◆ Supplied records ◆
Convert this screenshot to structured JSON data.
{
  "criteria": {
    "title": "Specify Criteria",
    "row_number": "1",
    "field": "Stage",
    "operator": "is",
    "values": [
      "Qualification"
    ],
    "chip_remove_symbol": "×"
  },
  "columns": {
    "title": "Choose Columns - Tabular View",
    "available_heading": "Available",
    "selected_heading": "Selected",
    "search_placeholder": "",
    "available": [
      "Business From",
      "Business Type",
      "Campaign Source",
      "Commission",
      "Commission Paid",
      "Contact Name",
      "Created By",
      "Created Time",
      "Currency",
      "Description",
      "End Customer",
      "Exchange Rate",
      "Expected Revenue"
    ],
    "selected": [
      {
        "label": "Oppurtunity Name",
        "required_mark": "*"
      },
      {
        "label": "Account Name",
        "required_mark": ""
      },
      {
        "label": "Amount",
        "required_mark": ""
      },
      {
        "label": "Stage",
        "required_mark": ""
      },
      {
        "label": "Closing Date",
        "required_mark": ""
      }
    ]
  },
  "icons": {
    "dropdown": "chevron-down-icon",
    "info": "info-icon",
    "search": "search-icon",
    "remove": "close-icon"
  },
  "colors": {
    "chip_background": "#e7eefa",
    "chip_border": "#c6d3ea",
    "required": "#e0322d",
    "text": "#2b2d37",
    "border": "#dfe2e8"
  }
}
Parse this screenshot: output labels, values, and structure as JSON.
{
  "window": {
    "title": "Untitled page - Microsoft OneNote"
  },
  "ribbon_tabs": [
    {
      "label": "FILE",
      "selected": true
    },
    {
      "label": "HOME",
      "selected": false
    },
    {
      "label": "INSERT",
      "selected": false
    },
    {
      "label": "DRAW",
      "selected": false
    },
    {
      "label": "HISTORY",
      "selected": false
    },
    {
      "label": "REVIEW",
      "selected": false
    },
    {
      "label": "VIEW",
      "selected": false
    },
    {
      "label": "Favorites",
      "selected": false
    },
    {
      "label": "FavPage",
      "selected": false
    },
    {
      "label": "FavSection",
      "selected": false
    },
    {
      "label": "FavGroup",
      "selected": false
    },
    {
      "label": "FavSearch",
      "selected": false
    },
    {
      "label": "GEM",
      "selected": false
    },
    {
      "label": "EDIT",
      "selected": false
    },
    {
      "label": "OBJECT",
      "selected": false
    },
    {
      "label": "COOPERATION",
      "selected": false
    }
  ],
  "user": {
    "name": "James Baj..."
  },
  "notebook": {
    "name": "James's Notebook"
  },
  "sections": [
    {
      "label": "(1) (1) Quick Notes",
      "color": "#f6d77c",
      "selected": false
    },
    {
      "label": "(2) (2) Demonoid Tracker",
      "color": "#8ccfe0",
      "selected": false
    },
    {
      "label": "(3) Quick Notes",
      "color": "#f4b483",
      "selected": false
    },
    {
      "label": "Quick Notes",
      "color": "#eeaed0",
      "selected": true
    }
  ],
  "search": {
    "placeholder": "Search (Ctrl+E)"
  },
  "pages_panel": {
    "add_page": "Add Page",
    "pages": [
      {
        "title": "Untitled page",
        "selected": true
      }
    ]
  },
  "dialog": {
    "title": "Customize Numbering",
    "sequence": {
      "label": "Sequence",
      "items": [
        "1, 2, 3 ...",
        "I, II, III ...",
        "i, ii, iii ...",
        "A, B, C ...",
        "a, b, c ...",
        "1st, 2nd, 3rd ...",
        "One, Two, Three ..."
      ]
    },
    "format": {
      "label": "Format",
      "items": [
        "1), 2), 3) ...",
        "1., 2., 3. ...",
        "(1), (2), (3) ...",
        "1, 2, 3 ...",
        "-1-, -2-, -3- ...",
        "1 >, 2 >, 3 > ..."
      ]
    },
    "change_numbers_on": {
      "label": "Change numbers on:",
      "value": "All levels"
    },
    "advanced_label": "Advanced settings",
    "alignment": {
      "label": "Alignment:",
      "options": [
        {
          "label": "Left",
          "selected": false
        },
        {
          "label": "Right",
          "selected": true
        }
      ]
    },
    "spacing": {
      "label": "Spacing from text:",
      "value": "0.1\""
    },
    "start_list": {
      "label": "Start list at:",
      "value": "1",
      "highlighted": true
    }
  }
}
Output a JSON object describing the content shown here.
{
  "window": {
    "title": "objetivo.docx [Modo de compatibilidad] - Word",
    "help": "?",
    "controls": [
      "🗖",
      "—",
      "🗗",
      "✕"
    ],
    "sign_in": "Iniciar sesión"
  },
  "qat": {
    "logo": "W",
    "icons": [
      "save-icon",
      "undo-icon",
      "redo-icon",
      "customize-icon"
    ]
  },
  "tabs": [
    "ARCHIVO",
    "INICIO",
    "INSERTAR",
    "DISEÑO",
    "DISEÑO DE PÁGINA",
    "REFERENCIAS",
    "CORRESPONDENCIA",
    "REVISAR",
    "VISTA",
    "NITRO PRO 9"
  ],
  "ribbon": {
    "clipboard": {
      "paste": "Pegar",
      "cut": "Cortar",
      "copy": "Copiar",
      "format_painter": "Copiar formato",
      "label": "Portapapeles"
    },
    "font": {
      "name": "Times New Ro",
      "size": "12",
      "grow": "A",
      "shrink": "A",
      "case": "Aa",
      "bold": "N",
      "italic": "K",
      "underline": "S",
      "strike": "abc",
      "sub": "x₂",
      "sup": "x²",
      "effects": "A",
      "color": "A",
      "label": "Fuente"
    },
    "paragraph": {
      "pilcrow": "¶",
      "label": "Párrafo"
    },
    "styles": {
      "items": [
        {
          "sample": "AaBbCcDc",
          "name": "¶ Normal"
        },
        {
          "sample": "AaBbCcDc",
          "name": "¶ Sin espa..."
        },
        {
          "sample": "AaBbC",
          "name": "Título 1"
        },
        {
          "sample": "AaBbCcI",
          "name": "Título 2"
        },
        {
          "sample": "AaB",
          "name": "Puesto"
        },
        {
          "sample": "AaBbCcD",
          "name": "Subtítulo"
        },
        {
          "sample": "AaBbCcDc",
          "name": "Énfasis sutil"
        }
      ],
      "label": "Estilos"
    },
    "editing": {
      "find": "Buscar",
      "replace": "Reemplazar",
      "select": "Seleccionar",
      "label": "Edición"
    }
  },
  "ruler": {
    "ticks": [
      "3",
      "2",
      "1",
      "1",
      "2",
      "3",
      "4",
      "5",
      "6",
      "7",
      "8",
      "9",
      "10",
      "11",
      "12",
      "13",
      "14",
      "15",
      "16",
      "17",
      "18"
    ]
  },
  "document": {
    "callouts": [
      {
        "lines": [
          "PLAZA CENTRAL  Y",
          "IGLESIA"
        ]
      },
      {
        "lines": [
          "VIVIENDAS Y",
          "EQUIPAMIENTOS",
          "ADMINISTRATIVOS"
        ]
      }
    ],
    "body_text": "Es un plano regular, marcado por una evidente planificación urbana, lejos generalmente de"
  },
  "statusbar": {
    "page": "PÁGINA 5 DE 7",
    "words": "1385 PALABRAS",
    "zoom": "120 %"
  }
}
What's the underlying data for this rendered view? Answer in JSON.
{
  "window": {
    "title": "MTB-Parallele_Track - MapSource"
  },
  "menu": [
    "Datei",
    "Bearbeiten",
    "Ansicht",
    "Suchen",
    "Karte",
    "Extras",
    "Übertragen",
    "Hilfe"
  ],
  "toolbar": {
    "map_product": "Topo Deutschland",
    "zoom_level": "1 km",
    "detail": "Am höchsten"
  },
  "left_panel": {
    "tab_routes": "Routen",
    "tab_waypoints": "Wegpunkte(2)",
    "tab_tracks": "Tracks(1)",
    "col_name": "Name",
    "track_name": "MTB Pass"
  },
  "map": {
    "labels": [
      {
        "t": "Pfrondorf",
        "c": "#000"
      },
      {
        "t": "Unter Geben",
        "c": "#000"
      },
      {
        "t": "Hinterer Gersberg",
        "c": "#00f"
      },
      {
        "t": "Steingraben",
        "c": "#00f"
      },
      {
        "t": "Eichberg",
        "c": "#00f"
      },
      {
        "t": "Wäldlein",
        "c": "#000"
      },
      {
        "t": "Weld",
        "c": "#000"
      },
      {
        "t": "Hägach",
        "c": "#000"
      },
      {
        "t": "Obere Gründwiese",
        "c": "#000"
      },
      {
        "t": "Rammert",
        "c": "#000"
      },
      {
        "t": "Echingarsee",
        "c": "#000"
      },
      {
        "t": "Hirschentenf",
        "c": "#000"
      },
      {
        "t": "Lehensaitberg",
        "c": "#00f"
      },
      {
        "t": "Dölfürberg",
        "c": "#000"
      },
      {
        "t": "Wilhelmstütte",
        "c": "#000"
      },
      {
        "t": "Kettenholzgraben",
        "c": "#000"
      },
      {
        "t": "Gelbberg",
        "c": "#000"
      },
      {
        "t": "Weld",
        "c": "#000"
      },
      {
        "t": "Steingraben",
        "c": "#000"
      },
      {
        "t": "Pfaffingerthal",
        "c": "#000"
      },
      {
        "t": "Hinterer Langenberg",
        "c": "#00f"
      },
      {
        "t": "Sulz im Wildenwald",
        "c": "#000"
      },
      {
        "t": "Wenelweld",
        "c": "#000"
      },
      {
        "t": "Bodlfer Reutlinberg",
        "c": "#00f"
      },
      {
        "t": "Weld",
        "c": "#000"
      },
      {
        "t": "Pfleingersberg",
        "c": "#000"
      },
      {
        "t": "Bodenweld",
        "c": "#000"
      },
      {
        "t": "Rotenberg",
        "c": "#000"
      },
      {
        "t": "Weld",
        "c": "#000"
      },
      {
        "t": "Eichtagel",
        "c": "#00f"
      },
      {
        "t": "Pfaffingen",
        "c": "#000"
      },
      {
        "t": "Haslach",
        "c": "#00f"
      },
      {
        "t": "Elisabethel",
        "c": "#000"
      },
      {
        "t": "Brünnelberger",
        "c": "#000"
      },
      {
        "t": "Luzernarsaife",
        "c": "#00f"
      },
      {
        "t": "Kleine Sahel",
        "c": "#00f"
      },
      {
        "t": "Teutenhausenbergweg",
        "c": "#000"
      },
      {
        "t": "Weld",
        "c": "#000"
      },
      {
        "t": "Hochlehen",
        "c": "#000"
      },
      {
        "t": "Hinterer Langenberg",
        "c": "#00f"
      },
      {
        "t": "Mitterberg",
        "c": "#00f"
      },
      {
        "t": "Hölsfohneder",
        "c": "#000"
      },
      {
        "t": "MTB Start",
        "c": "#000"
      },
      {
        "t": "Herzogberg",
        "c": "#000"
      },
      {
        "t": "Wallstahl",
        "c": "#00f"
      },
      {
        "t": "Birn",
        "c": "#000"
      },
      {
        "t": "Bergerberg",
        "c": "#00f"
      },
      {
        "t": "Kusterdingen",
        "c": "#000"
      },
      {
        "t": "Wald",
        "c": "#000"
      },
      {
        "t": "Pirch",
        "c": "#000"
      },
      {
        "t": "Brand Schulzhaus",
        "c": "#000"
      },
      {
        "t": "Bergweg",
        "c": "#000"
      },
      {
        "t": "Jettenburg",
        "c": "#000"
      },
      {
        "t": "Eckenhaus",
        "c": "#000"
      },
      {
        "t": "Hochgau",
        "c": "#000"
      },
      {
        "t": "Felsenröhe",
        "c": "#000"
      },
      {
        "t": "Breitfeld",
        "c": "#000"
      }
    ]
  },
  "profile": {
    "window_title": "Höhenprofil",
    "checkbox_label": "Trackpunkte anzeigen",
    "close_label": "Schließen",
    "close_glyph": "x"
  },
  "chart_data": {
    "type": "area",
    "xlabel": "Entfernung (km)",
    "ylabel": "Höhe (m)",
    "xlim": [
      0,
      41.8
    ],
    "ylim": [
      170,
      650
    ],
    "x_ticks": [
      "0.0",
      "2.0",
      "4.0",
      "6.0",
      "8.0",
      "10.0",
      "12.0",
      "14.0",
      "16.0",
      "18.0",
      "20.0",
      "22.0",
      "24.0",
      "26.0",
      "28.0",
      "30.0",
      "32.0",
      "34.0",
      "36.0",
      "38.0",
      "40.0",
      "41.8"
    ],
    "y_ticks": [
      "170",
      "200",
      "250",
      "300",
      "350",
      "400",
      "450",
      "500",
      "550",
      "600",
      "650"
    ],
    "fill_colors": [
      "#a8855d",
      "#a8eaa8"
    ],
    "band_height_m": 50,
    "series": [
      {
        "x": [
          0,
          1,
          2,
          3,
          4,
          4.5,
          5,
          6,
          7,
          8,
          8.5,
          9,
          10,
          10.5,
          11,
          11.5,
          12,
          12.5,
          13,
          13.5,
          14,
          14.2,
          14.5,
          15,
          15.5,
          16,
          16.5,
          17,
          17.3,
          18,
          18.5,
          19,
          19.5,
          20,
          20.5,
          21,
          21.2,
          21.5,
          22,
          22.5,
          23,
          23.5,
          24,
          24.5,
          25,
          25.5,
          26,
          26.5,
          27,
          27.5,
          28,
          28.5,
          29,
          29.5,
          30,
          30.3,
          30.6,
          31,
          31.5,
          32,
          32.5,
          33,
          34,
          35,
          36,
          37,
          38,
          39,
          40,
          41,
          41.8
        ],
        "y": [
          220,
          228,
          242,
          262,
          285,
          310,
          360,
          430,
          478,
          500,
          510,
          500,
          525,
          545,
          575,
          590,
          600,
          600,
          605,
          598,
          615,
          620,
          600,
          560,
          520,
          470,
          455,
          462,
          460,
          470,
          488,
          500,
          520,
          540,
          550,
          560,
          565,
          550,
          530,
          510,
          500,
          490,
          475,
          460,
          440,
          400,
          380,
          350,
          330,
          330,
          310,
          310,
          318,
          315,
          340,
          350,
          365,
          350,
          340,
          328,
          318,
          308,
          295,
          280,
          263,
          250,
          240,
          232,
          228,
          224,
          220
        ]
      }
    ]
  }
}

◆ Goal of the exercise ◆
Pick out and copy every line that contains the word "values".

◆ Response for this exercise ◆
    "values": [
Parse this screenshot: output labels, values, and structure as JSON.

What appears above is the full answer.